YOUR TASK - Copy out the entries exactly, from the first line to the last.

━━━ ENTRIES

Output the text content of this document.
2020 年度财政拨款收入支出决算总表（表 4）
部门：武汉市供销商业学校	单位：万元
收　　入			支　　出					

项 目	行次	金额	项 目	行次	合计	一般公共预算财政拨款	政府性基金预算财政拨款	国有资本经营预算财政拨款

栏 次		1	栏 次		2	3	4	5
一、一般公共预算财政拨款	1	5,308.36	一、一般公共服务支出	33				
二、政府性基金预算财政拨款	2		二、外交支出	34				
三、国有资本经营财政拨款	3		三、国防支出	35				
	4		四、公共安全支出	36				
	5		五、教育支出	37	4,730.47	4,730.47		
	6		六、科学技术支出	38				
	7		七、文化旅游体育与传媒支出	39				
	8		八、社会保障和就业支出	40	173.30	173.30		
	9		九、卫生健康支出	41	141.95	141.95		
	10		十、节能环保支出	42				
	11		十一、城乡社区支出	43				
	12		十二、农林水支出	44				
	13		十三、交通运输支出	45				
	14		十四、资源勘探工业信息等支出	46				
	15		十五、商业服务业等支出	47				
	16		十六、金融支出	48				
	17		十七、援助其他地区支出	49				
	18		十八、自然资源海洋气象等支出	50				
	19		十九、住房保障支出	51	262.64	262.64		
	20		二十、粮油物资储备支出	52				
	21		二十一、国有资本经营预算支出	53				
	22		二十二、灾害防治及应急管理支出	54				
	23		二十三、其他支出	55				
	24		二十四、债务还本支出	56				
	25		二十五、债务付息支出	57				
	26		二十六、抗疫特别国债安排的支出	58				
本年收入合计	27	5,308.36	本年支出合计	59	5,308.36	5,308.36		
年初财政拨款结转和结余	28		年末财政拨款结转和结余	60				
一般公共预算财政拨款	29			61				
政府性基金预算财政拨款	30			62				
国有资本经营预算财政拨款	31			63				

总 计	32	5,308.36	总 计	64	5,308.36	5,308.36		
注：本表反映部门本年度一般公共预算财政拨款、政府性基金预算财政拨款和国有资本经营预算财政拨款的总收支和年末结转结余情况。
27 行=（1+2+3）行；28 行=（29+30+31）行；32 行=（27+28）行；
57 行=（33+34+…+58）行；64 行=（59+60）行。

━━━━━━

ANSWER TO THIS TASK -
Output the text content of this document.
2020 年度财政拨款收入支出决算总表（表 4）
部门：武汉市供销商业学校	单位：万元
收　　入			支　　出					

项 目	行次	金额	项 目	行次	合计	一般公共预算财政拨款	政府性基金预算财政拨款	国有资本经营预算财政拨款

栏 次		1	栏 次		2	3	4	5
一、一般公共预算财政拨款	1	5,308.36	一、一般公共服务支出	33				
二、政府性基金预算财政拨款	2		二、外交支出	34				
三、国有资本经营财政拨款	3		三、国防支出	35				
	4		四、公共安全支出	36				
	5		五、教育支出	37	4,730.47	4,730.47		
	6		六、科学技术支出	38				
	7		七、文化旅游体育与传媒支出	39				
	8		八、社会保障和就业支出	40	173.30	173.30		
	9		九、卫生健康支出	41	141.95	141.95		
	10		十、节能环保支出	42				
	11		十一、城乡社区支出	43				
	12		十二、农林水支出	44				
	13		十三、交通运输支出	45				
	14		十四、资源勘探工业信息等支出	46				
	15		十五、商业服务业等支出	47				
	16		十六、金融支出	48				
	17		十七、援助其他地区支出	49				
	18		十八、自然资源海洋气象等支出	50				
	19		十九、住房保障支出	51	262.64	262.64		
	20		二十、粮油物资储备支出	52				
	21		二十一、国有资本经营预算支出	53				
	22		二十二、灾害防治及应急管理支出	54				
	23		二十三、其他支出	55				
	24		二十四、债务还本支出	56				
	25		二十五、债务付息支出	57				
	26		二十六、抗疫特别国债安排的支出	58				
本年收入合计	27	5,308.36	本年支出合计	59	5,308.36	5,308.36		
年初财政拨款结转和结余	28		年末财政拨款结转和结余	60				
一般公共预算财政拨款	29			61				
政府性基金预算财政拨款	30			62				
国有资本经营预算财政拨款	31			63				

总 计	32	5,308.36	总 计	64	5,308.36	5,308.36		
注：本表反映部门本年度一般公共预算财政拨款、政府性基金预算财政拨款和国有资本经营预算财政拨款的总收支和年末结转结余情况。
27 行=（1+2+3）行；28 行=（29+30+31）行；32 行=（27+28）行；
57 行=（33+34+…+58）行；64 行=（59+60）行。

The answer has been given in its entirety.